Problem description =
Scan the data below and report how many lines include the word "Category". Nothing else is wanted.

Entries =
++++++++

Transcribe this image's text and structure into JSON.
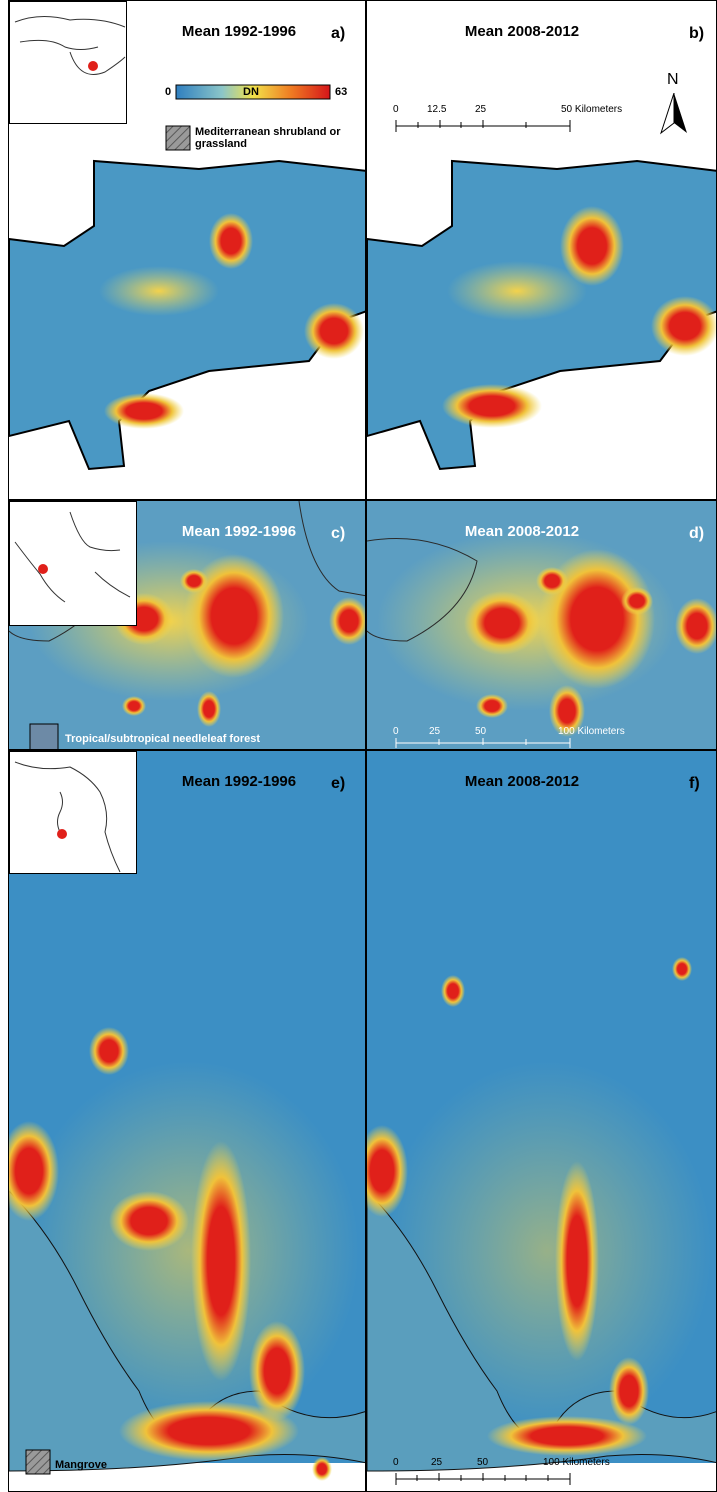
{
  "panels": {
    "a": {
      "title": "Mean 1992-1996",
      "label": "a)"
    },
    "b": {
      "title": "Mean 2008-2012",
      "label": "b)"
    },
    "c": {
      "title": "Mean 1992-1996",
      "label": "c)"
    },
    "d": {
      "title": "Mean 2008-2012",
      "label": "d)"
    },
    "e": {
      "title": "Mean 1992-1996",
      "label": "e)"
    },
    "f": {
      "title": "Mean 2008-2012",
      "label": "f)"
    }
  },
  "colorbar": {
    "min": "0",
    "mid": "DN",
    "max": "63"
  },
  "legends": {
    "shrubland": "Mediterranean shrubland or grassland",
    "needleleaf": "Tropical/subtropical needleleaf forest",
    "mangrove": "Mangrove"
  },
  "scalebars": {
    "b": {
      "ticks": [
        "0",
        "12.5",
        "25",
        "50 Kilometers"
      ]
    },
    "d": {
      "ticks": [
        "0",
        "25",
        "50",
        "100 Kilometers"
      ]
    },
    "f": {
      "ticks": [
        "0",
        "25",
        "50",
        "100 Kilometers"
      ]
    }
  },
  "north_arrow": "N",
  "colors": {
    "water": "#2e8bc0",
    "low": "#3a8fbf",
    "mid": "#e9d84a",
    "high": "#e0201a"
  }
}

++++++++

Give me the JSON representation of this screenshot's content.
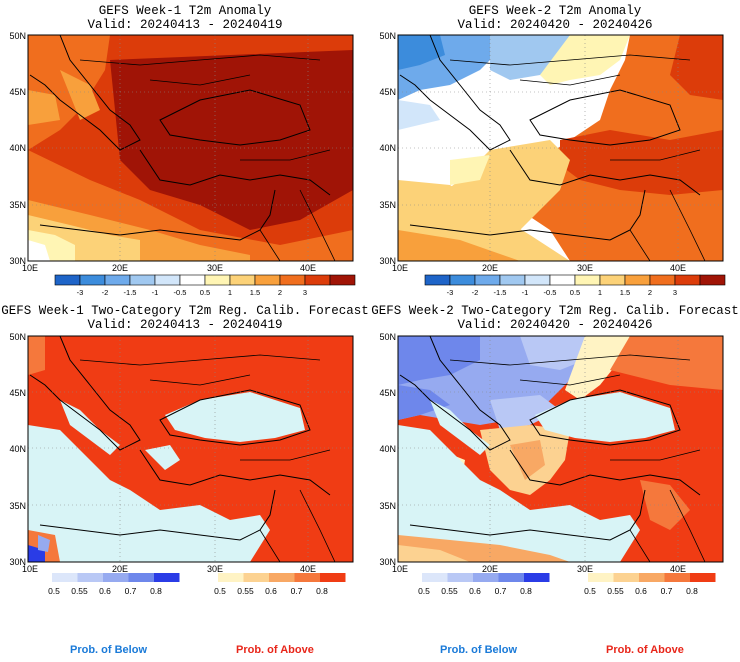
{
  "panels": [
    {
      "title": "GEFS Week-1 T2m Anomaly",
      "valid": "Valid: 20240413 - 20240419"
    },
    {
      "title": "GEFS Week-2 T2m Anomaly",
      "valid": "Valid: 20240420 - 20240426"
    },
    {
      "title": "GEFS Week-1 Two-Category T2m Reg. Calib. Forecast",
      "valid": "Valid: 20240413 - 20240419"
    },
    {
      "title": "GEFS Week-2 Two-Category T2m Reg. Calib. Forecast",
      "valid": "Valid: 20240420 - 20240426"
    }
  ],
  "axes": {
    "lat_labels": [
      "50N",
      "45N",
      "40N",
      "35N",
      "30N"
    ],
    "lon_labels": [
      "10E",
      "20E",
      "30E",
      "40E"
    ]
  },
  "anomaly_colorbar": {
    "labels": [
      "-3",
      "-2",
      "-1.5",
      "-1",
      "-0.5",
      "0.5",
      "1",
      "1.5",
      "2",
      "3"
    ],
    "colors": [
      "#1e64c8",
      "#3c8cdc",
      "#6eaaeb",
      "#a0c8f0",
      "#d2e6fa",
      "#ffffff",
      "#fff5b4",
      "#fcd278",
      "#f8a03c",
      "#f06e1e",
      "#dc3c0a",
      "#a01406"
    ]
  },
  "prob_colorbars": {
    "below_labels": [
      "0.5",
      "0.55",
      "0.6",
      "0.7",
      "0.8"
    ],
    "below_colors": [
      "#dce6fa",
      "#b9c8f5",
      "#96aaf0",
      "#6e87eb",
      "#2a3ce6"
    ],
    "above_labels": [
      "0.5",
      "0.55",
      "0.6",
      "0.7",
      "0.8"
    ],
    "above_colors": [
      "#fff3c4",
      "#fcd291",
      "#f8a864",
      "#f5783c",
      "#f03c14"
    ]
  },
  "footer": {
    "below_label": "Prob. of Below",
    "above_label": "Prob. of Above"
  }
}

++++++++

Correct answer =
2